Task prompt: Every record should be copied exactly, except that pictures are to be omitted.

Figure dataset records
--
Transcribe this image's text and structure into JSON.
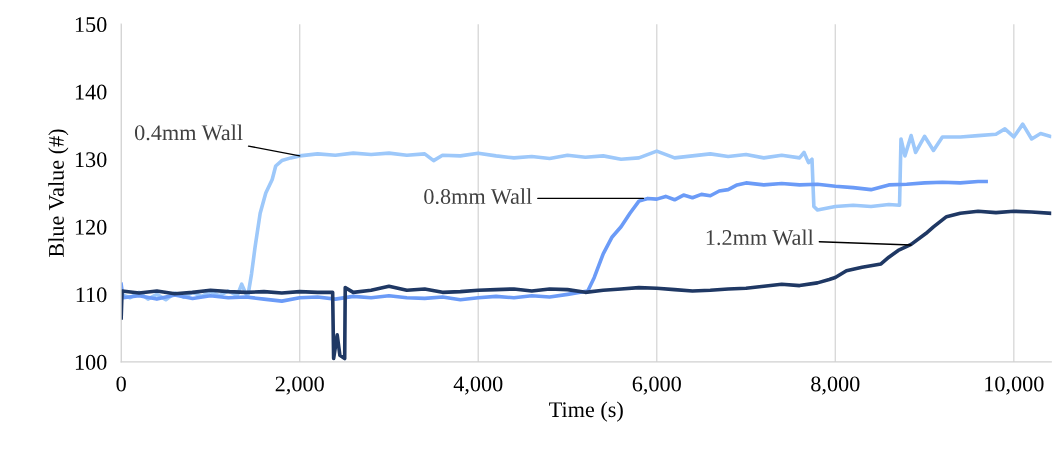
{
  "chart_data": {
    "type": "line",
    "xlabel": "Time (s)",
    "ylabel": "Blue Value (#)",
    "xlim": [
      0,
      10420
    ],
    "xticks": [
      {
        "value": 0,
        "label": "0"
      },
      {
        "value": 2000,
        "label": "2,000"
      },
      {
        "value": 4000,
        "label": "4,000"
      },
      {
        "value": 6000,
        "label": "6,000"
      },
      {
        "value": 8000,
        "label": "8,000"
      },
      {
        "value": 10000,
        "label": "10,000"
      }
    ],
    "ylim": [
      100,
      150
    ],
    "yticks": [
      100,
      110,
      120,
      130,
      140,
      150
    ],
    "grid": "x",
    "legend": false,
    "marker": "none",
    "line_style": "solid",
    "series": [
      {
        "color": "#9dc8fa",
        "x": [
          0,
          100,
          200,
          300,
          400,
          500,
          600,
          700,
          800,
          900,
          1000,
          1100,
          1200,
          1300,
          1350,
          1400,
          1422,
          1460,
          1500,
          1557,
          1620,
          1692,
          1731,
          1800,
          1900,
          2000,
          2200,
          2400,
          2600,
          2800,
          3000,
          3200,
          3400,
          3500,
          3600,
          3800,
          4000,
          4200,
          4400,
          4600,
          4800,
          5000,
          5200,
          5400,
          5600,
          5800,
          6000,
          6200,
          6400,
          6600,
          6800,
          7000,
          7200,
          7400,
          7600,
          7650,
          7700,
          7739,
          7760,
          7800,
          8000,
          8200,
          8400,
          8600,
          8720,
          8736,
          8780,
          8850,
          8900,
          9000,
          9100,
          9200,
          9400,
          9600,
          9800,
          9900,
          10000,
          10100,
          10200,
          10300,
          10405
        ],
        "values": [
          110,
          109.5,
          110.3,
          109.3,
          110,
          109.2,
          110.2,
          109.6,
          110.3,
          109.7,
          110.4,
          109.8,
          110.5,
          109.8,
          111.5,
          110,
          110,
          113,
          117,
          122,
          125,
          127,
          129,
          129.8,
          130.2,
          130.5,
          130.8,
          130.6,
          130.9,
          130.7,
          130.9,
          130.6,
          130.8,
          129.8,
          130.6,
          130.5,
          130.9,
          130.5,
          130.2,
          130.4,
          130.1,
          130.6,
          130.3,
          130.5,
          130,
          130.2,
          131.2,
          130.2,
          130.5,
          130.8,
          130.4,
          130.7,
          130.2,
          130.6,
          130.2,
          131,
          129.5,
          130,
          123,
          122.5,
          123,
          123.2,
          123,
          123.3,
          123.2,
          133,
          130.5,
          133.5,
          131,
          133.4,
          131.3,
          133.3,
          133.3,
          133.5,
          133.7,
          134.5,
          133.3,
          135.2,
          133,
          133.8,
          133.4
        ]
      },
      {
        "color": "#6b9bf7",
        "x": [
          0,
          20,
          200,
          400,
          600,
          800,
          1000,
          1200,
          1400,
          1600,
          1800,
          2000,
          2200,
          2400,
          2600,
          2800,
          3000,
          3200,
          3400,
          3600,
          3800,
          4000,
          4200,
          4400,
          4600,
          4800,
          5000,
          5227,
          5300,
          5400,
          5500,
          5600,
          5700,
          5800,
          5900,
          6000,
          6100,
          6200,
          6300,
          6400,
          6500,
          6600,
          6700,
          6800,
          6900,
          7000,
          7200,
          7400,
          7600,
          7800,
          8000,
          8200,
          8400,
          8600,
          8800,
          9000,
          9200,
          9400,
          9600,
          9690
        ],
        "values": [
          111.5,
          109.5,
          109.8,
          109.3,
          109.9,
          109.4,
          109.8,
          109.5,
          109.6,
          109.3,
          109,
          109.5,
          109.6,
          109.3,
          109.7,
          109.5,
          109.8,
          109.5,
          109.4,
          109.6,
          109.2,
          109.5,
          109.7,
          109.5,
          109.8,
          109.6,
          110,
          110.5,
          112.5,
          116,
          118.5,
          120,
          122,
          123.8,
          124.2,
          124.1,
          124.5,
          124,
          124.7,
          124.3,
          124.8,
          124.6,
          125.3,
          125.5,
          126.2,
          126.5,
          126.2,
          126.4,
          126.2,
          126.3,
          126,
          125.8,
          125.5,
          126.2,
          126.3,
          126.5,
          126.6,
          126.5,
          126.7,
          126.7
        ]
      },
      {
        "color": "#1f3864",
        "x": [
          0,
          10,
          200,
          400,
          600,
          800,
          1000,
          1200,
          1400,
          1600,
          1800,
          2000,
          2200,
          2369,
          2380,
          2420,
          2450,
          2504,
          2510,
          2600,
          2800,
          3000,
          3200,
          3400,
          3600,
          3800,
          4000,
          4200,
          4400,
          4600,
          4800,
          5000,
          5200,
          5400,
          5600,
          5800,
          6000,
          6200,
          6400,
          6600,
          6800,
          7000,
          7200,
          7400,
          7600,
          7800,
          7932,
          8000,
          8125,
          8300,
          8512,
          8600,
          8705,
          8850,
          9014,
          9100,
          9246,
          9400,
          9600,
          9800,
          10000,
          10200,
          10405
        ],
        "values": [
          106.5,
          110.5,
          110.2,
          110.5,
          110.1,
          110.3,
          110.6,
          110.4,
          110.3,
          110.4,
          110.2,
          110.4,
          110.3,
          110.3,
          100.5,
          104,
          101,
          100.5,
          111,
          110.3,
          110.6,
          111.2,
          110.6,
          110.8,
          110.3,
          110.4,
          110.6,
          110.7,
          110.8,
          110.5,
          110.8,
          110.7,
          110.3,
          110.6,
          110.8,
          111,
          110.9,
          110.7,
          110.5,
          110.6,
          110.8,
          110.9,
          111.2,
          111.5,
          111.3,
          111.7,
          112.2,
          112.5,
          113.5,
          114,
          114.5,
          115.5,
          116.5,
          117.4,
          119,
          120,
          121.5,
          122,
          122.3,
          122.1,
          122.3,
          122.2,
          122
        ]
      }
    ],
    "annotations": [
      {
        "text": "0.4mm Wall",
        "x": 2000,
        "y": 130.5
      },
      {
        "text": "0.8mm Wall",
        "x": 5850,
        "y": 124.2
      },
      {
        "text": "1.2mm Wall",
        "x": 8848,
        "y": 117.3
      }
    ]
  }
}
--
Output for this exercise:
Transcribe this image's text and structure into JSON.
{
  "chart_data": {
    "type": "line",
    "xlabel": "Time (s)",
    "ylabel": "Blue Value (#)",
    "xlim": [
      0,
      10420
    ],
    "xticks": [
      {
        "value": 0,
        "label": "0"
      },
      {
        "value": 2000,
        "label": "2,000"
      },
      {
        "value": 4000,
        "label": "4,000"
      },
      {
        "value": 6000,
        "label": "6,000"
      },
      {
        "value": 8000,
        "label": "8,000"
      },
      {
        "value": 10000,
        "label": "10,000"
      }
    ],
    "ylim": [
      100,
      150
    ],
    "yticks": [
      100,
      110,
      120,
      130,
      140,
      150
    ],
    "grid": "x",
    "legend": false,
    "marker": "none",
    "line_style": "solid",
    "series": [
      {
        "color": "#9dc8fa",
        "x": [
          0,
          100,
          200,
          300,
          400,
          500,
          600,
          700,
          800,
          900,
          1000,
          1100,
          1200,
          1300,
          1350,
          1400,
          1422,
          1460,
          1500,
          1557,
          1620,
          1692,
          1731,
          1800,
          1900,
          2000,
          2200,
          2400,
          2600,
          2800,
          3000,
          3200,
          3400,
          3500,
          3600,
          3800,
          4000,
          4200,
          4400,
          4600,
          4800,
          5000,
          5200,
          5400,
          5600,
          5800,
          6000,
          6200,
          6400,
          6600,
          6800,
          7000,
          7200,
          7400,
          7600,
          7650,
          7700,
          7739,
          7760,
          7800,
          8000,
          8200,
          8400,
          8600,
          8720,
          8736,
          8780,
          8850,
          8900,
          9000,
          9100,
          9200,
          9400,
          9600,
          9800,
          9900,
          10000,
          10100,
          10200,
          10300,
          10405
        ],
        "values": [
          110,
          109.5,
          110.3,
          109.3,
          110,
          109.2,
          110.2,
          109.6,
          110.3,
          109.7,
          110.4,
          109.8,
          110.5,
          109.8,
          111.5,
          110,
          110,
          113,
          117,
          122,
          125,
          127,
          129,
          129.8,
          130.2,
          130.5,
          130.8,
          130.6,
          130.9,
          130.7,
          130.9,
          130.6,
          130.8,
          129.8,
          130.6,
          130.5,
          130.9,
          130.5,
          130.2,
          130.4,
          130.1,
          130.6,
          130.3,
          130.5,
          130,
          130.2,
          131.2,
          130.2,
          130.5,
          130.8,
          130.4,
          130.7,
          130.2,
          130.6,
          130.2,
          131,
          129.5,
          130,
          123,
          122.5,
          123,
          123.2,
          123,
          123.3,
          123.2,
          133,
          130.5,
          133.5,
          131,
          133.4,
          131.3,
          133.3,
          133.3,
          133.5,
          133.7,
          134.5,
          133.3,
          135.2,
          133,
          133.8,
          133.4
        ]
      },
      {
        "color": "#6b9bf7",
        "x": [
          0,
          20,
          200,
          400,
          600,
          800,
          1000,
          1200,
          1400,
          1600,
          1800,
          2000,
          2200,
          2400,
          2600,
          2800,
          3000,
          3200,
          3400,
          3600,
          3800,
          4000,
          4200,
          4400,
          4600,
          4800,
          5000,
          5227,
          5300,
          5400,
          5500,
          5600,
          5700,
          5800,
          5900,
          6000,
          6100,
          6200,
          6300,
          6400,
          6500,
          6600,
          6700,
          6800,
          6900,
          7000,
          7200,
          7400,
          7600,
          7800,
          8000,
          8200,
          8400,
          8600,
          8800,
          9000,
          9200,
          9400,
          9600,
          9690
        ],
        "values": [
          111.5,
          109.5,
          109.8,
          109.3,
          109.9,
          109.4,
          109.8,
          109.5,
          109.6,
          109.3,
          109,
          109.5,
          109.6,
          109.3,
          109.7,
          109.5,
          109.8,
          109.5,
          109.4,
          109.6,
          109.2,
          109.5,
          109.7,
          109.5,
          109.8,
          109.6,
          110,
          110.5,
          112.5,
          116,
          118.5,
          120,
          122,
          123.8,
          124.2,
          124.1,
          124.5,
          124,
          124.7,
          124.3,
          124.8,
          124.6,
          125.3,
          125.5,
          126.2,
          126.5,
          126.2,
          126.4,
          126.2,
          126.3,
          126,
          125.8,
          125.5,
          126.2,
          126.3,
          126.5,
          126.6,
          126.5,
          126.7,
          126.7
        ]
      },
      {
        "color": "#1f3864",
        "x": [
          0,
          10,
          200,
          400,
          600,
          800,
          1000,
          1200,
          1400,
          1600,
          1800,
          2000,
          2200,
          2369,
          2380,
          2420,
          2450,
          2504,
          2510,
          2600,
          2800,
          3000,
          3200,
          3400,
          3600,
          3800,
          4000,
          4200,
          4400,
          4600,
          4800,
          5000,
          5200,
          5400,
          5600,
          5800,
          6000,
          6200,
          6400,
          6600,
          6800,
          7000,
          7200,
          7400,
          7600,
          7800,
          7932,
          8000,
          8125,
          8300,
          8512,
          8600,
          8705,
          8850,
          9014,
          9100,
          9246,
          9400,
          9600,
          9800,
          10000,
          10200,
          10405
        ],
        "values": [
          106.5,
          110.5,
          110.2,
          110.5,
          110.1,
          110.3,
          110.6,
          110.4,
          110.3,
          110.4,
          110.2,
          110.4,
          110.3,
          110.3,
          100.5,
          104,
          101,
          100.5,
          111,
          110.3,
          110.6,
          111.2,
          110.6,
          110.8,
          110.3,
          110.4,
          110.6,
          110.7,
          110.8,
          110.5,
          110.8,
          110.7,
          110.3,
          110.6,
          110.8,
          111,
          110.9,
          110.7,
          110.5,
          110.6,
          110.8,
          110.9,
          111.2,
          111.5,
          111.3,
          111.7,
          112.2,
          112.5,
          113.5,
          114,
          114.5,
          115.5,
          116.5,
          117.4,
          119,
          120,
          121.5,
          122,
          122.3,
          122.1,
          122.3,
          122.2,
          122
        ]
      }
    ],
    "annotations": [
      {
        "text": "0.4mm Wall",
        "x": 2000,
        "y": 130.5
      },
      {
        "text": "0.8mm Wall",
        "x": 5850,
        "y": 124.2
      },
      {
        "text": "1.2mm Wall",
        "x": 8848,
        "y": 117.3
      }
    ]
  }
}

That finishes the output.